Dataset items
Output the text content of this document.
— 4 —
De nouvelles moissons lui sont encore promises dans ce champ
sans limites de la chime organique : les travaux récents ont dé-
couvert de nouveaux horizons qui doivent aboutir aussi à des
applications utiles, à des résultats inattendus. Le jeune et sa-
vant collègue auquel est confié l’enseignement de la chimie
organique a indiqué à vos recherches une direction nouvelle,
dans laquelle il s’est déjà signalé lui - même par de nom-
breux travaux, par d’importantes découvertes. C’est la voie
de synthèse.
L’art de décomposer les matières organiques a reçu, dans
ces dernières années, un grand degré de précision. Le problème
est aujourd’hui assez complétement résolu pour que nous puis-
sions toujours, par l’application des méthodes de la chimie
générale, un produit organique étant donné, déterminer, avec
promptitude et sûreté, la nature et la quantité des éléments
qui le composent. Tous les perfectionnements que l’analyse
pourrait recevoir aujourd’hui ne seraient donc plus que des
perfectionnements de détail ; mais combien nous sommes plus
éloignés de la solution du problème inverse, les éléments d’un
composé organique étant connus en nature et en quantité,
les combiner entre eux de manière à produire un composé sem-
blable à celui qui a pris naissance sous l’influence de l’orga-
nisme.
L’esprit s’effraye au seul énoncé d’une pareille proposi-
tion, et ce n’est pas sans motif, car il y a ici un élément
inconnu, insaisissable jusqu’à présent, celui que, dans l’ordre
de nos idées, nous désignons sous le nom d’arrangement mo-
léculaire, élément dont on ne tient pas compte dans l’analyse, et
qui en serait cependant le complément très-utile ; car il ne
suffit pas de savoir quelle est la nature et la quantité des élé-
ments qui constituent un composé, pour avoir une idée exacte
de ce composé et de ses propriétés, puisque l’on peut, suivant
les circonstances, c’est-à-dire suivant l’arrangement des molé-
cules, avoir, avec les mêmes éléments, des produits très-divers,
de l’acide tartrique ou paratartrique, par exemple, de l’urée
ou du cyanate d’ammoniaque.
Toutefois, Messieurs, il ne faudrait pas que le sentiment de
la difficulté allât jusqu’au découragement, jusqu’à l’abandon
--
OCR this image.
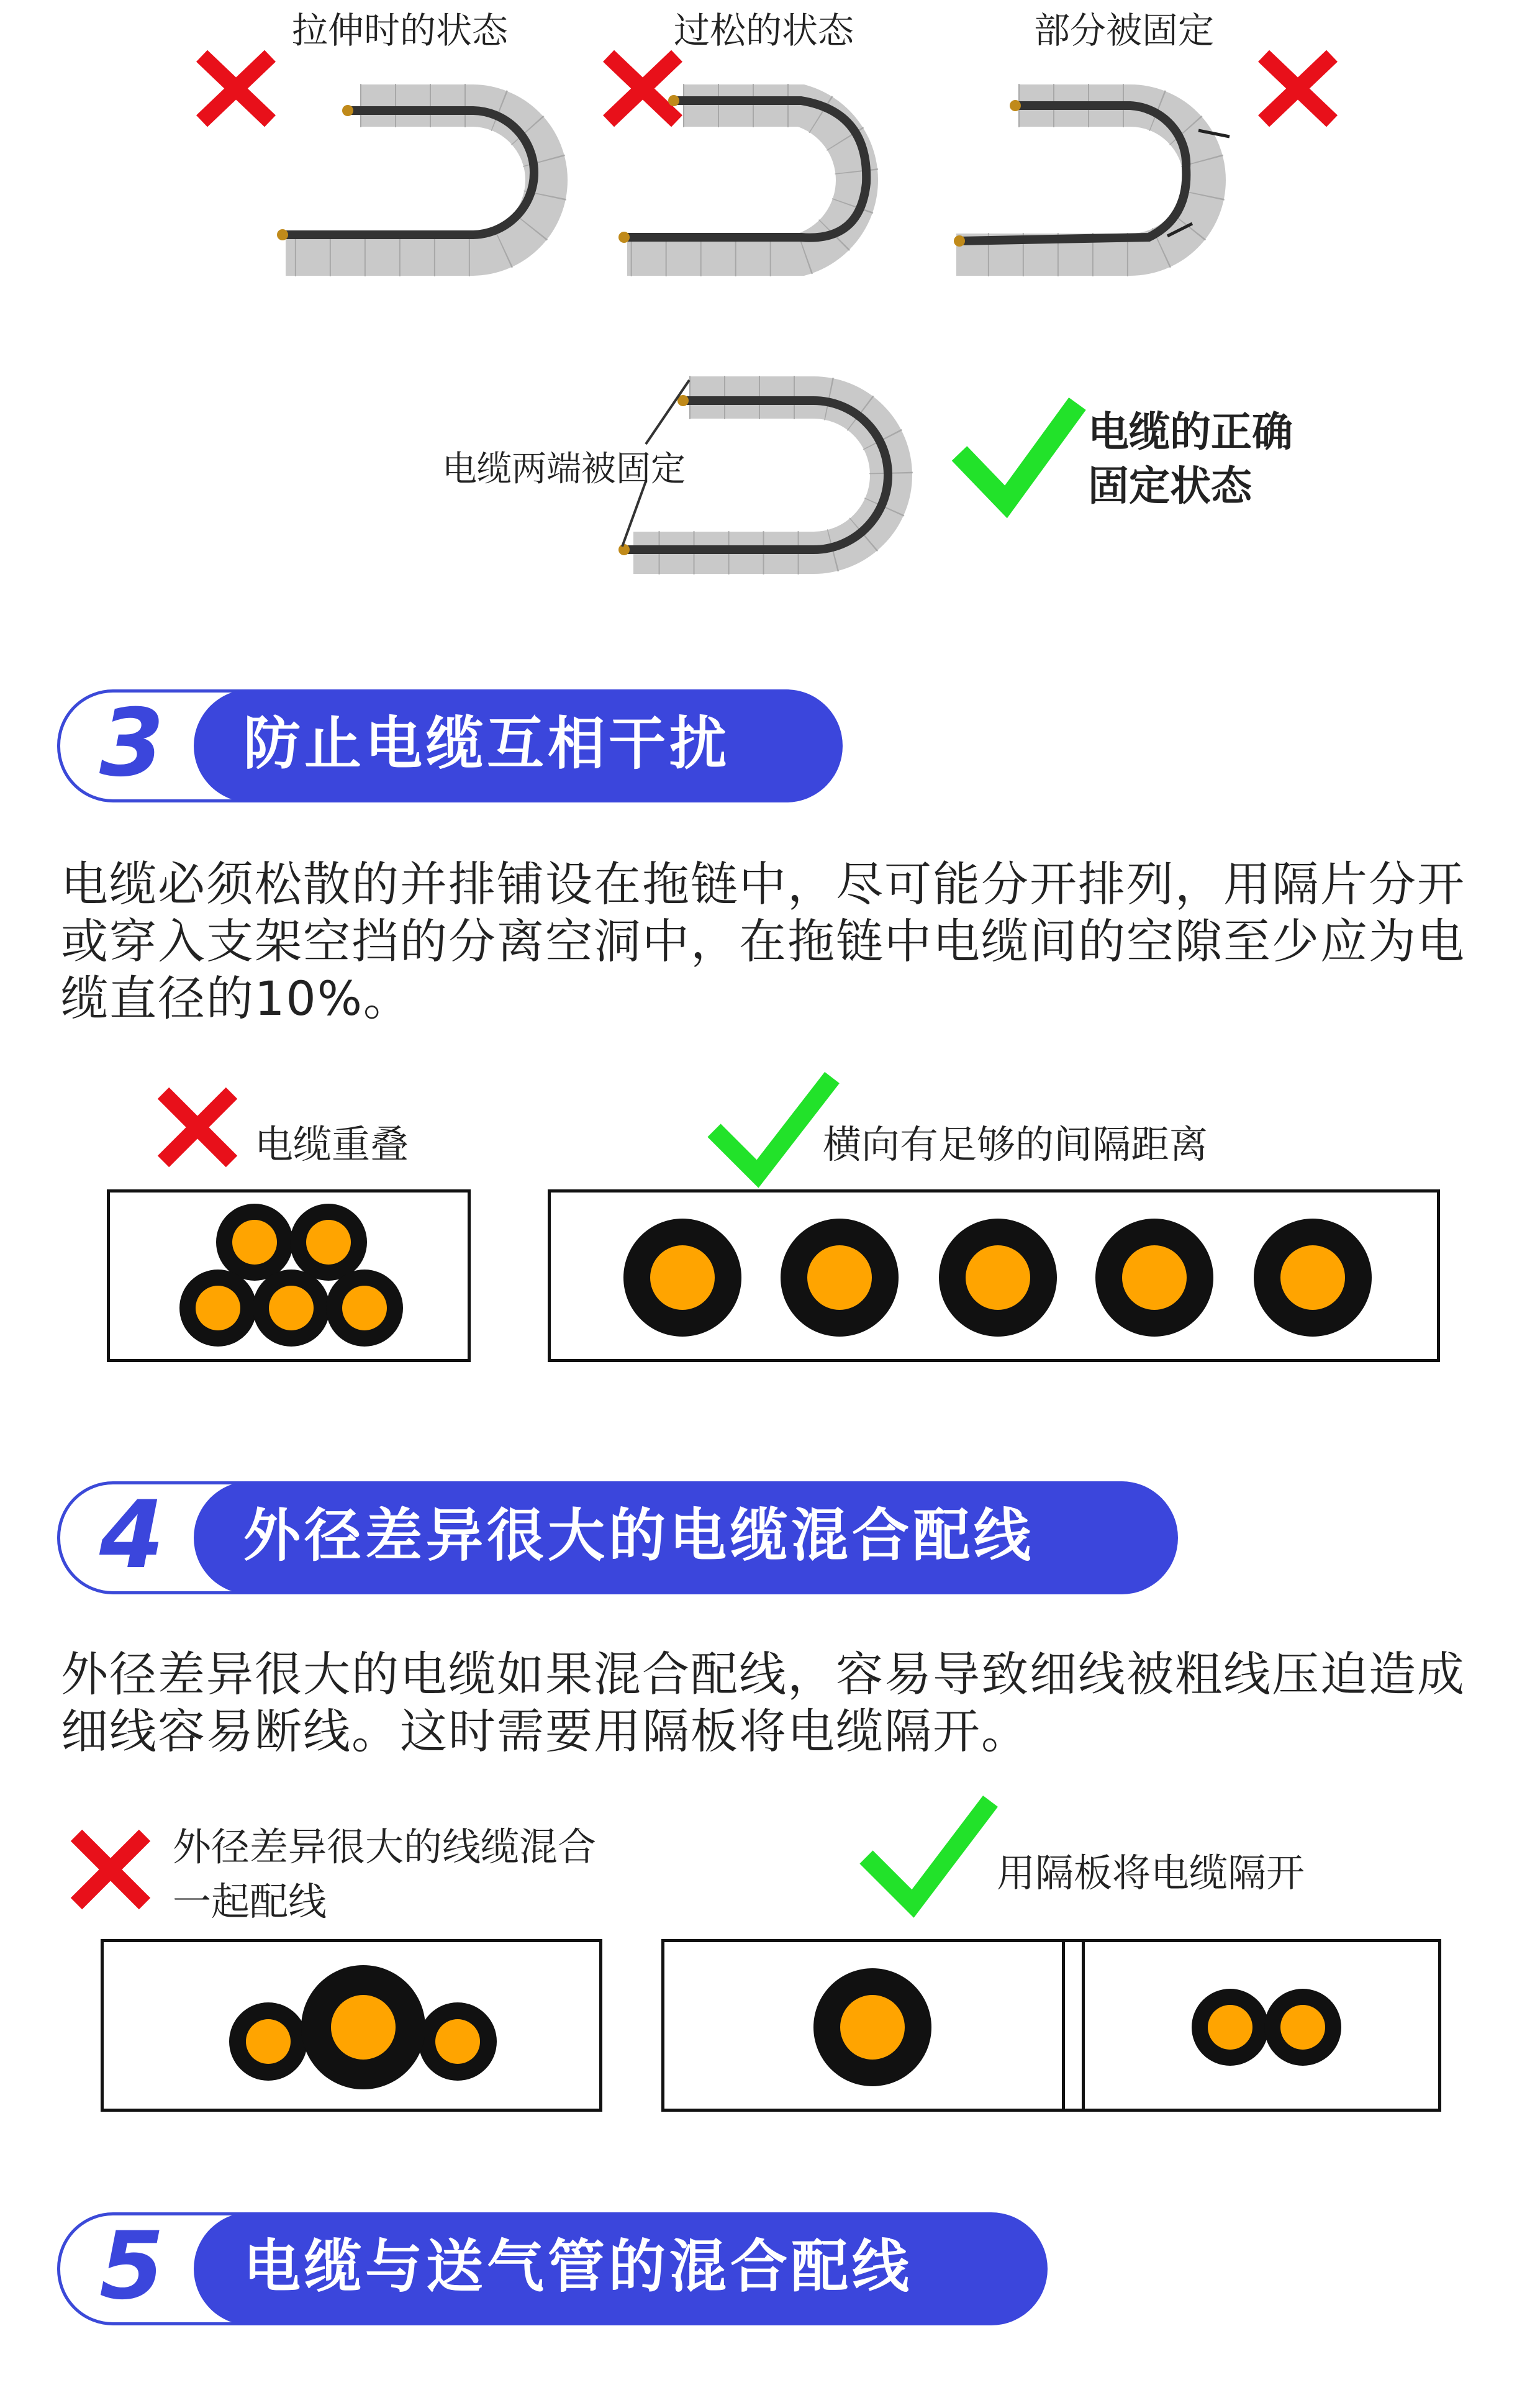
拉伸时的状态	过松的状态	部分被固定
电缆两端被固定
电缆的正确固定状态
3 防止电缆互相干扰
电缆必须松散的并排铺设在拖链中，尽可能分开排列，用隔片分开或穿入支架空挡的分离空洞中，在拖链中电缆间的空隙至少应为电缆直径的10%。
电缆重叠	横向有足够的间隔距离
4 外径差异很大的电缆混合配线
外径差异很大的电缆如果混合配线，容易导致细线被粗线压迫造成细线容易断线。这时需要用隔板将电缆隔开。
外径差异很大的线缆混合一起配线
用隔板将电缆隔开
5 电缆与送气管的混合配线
==
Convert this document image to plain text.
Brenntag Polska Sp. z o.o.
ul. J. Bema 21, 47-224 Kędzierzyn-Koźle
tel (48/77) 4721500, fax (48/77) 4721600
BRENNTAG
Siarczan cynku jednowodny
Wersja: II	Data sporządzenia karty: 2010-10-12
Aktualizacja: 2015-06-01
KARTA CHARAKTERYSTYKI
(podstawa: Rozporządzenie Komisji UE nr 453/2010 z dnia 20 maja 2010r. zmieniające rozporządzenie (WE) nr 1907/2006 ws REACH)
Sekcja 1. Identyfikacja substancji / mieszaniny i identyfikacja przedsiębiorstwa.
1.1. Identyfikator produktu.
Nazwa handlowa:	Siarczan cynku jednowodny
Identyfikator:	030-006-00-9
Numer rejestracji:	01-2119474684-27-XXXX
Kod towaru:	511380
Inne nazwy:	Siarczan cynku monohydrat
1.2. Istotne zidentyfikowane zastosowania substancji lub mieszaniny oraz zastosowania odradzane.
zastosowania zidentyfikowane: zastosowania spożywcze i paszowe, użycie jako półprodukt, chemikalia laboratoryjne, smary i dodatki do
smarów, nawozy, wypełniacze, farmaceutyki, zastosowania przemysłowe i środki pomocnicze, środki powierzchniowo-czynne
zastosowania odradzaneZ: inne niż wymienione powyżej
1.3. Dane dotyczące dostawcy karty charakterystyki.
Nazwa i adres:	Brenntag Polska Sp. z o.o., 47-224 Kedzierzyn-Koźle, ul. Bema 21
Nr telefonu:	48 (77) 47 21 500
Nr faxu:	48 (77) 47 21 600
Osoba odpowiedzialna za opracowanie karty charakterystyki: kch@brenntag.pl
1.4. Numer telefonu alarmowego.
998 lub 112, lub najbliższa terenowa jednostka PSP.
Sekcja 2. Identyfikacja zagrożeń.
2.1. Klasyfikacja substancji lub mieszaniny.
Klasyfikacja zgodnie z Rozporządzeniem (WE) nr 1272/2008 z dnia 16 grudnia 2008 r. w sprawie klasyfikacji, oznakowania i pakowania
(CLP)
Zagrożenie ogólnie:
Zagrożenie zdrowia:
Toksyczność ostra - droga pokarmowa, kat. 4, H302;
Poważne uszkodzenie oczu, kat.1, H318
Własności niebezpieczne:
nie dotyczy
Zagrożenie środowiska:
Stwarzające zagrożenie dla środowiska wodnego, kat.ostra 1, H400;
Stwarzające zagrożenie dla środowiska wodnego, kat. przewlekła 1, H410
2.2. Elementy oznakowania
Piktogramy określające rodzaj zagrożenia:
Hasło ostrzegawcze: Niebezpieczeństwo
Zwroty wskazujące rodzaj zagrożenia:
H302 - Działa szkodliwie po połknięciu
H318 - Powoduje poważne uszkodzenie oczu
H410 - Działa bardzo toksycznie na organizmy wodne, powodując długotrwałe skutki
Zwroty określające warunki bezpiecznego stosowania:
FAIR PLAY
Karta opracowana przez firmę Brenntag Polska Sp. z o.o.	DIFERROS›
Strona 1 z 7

Exercise brief: Find each line in the records holding the string "oznakowania" and show it.

Reply to the task:
Klasyfikacja zgodnie z Rozporządzeniem (WE) nr 1272/2008 z dnia 16 grudnia 2008 r. w sprawie klasyfikacji, oznakowania i pakowania
2.2. Elementy oznakowania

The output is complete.